▶ What you have to do
Your task is to transcribe all the entries exactly, excluding pictures.

**** Material for this task ****

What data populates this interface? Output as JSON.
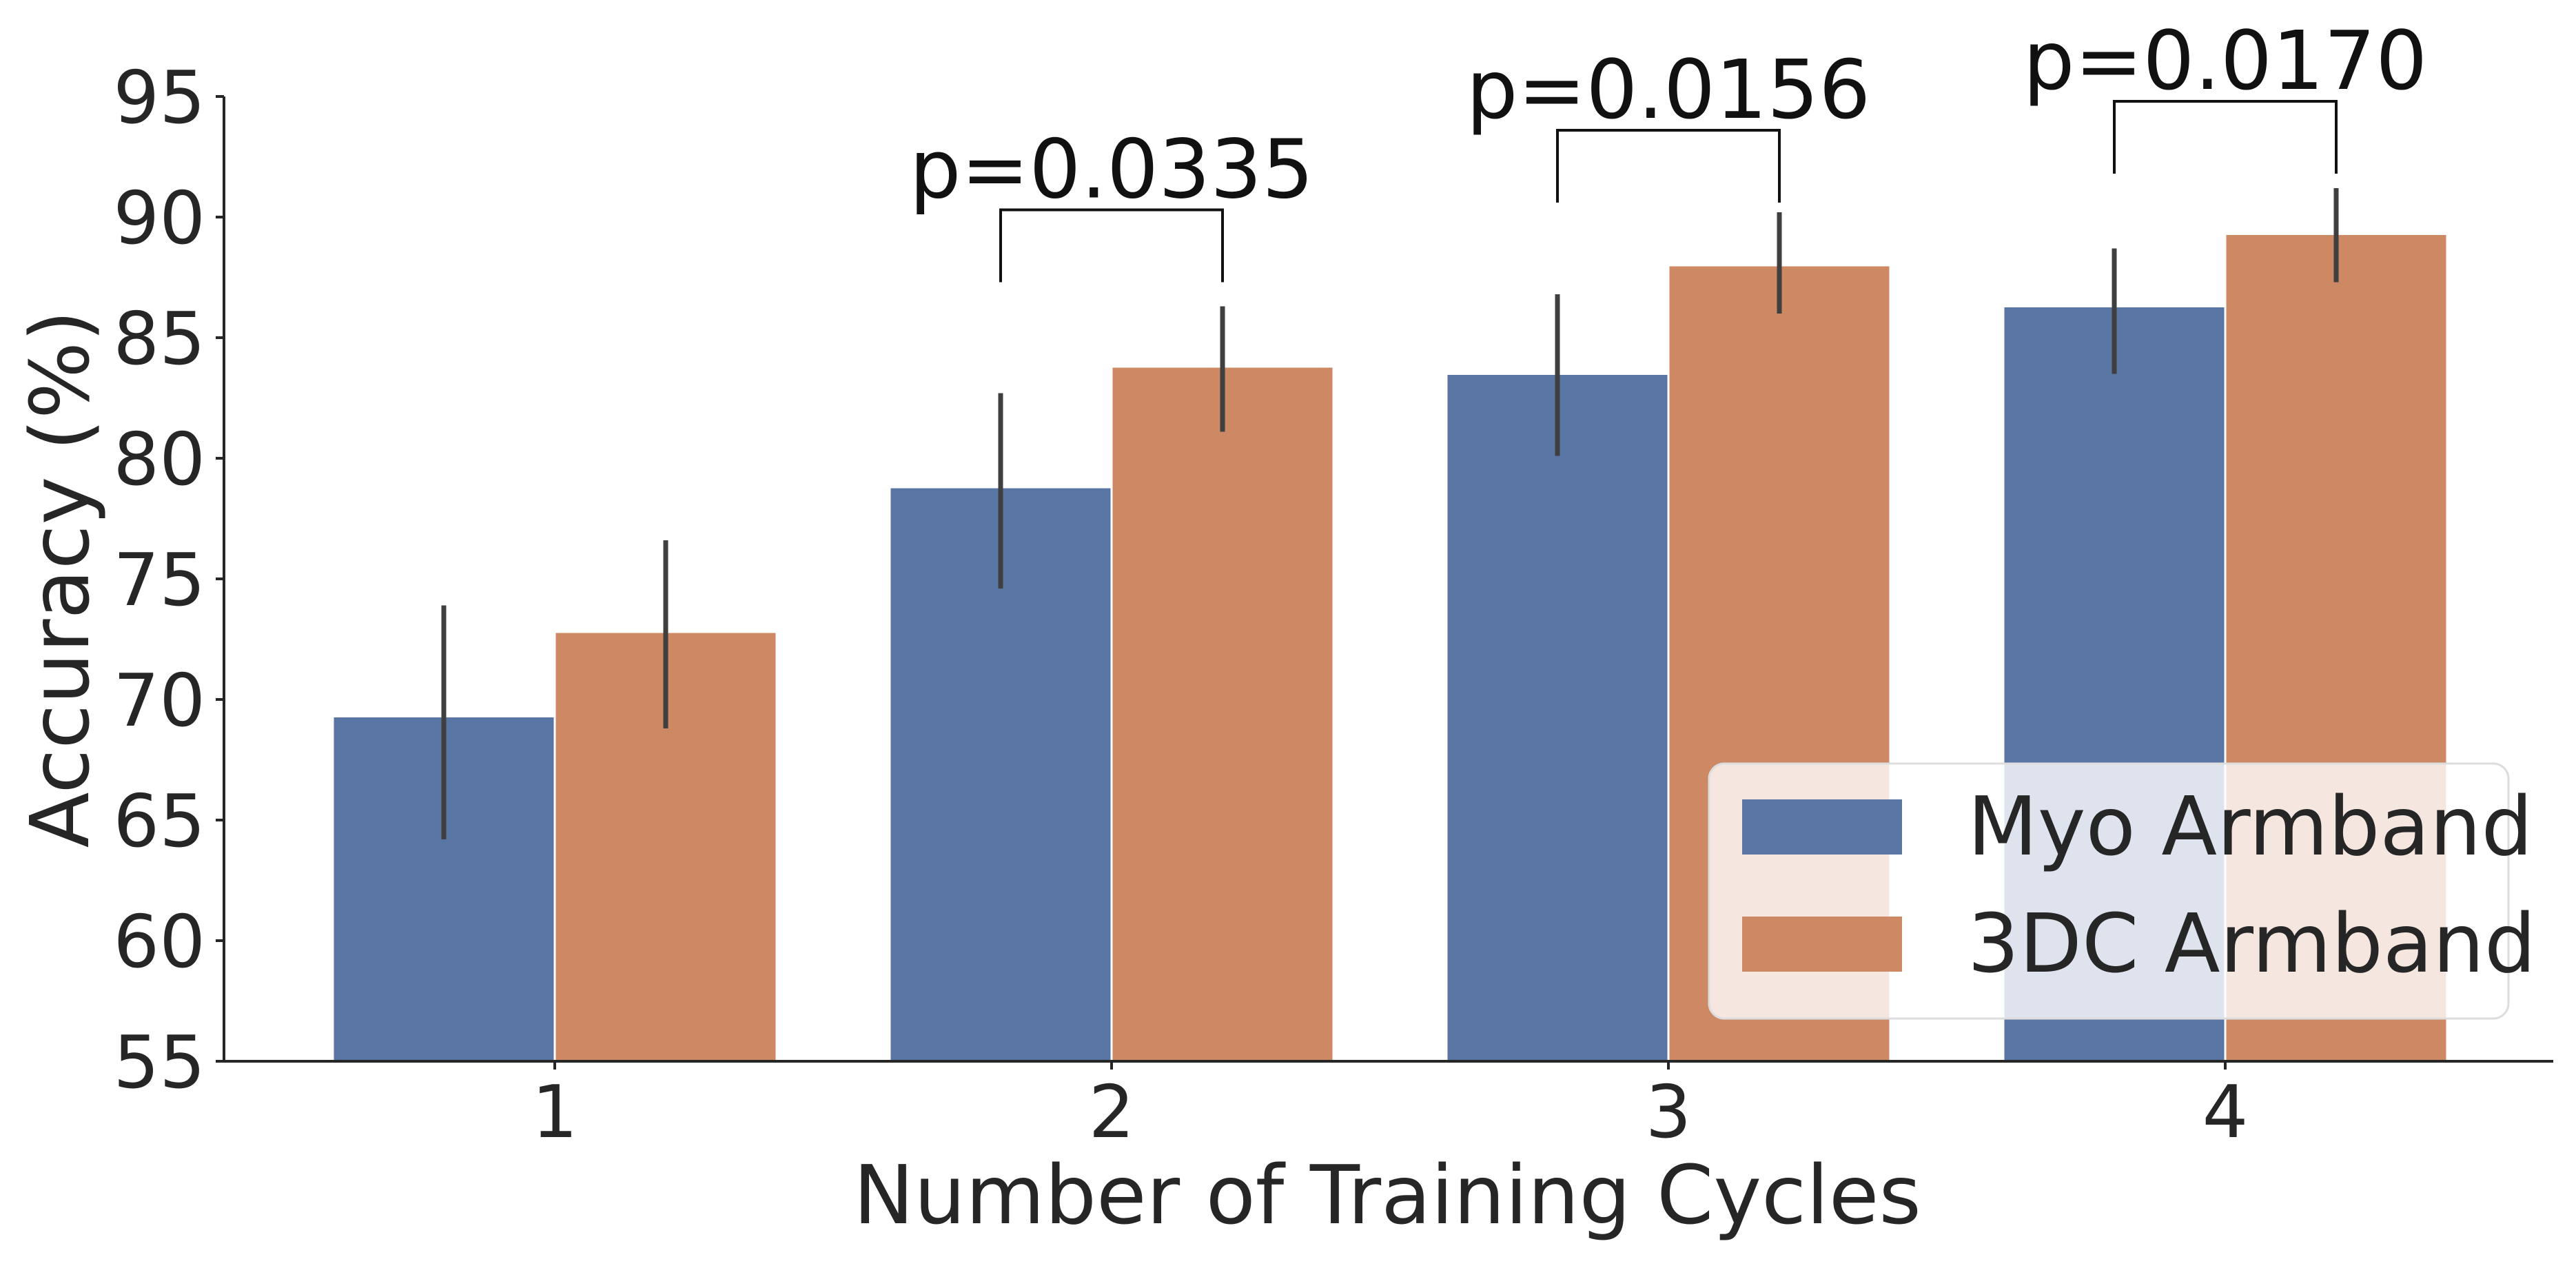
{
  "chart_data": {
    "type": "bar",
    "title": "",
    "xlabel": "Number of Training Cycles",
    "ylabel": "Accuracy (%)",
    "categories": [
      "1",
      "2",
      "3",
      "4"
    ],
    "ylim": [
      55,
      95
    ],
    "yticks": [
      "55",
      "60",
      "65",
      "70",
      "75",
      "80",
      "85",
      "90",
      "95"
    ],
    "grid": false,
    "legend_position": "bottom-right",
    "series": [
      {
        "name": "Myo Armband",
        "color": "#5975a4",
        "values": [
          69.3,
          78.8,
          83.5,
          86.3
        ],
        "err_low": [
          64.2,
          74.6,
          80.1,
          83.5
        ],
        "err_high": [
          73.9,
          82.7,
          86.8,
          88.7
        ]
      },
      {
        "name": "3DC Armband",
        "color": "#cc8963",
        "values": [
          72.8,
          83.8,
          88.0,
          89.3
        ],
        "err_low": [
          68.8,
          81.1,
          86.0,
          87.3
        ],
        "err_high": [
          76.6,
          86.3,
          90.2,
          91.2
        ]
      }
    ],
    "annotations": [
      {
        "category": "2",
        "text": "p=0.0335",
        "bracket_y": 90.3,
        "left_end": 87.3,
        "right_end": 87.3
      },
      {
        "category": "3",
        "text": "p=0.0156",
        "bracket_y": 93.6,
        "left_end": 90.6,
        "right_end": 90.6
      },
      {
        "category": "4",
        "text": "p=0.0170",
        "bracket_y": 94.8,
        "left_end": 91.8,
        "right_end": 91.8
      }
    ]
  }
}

****

▶ Task answer
What data populates this interface? Output as JSON.
{
  "chart_data": {
    "type": "bar",
    "title": "",
    "xlabel": "Number of Training Cycles",
    "ylabel": "Accuracy (%)",
    "categories": [
      "1",
      "2",
      "3",
      "4"
    ],
    "ylim": [
      55,
      95
    ],
    "yticks": [
      "55",
      "60",
      "65",
      "70",
      "75",
      "80",
      "85",
      "90",
      "95"
    ],
    "grid": false,
    "legend_position": "bottom-right",
    "series": [
      {
        "name": "Myo Armband",
        "color": "#5975a4",
        "values": [
          69.3,
          78.8,
          83.5,
          86.3
        ],
        "err_low": [
          64.2,
          74.6,
          80.1,
          83.5
        ],
        "err_high": [
          73.9,
          82.7,
          86.8,
          88.7
        ]
      },
      {
        "name": "3DC Armband",
        "color": "#cc8963",
        "values": [
          72.8,
          83.8,
          88.0,
          89.3
        ],
        "err_low": [
          68.8,
          81.1,
          86.0,
          87.3
        ],
        "err_high": [
          76.6,
          86.3,
          90.2,
          91.2
        ]
      }
    ],
    "annotations": [
      {
        "category": "2",
        "text": "p=0.0335",
        "bracket_y": 90.3,
        "left_end": 87.3,
        "right_end": 87.3
      },
      {
        "category": "3",
        "text": "p=0.0156",
        "bracket_y": 93.6,
        "left_end": 90.6,
        "right_end": 90.6
      },
      {
        "category": "4",
        "text": "p=0.0170",
        "bracket_y": 94.8,
        "left_end": 91.8,
        "right_end": 91.8
      }
    ]
  }
}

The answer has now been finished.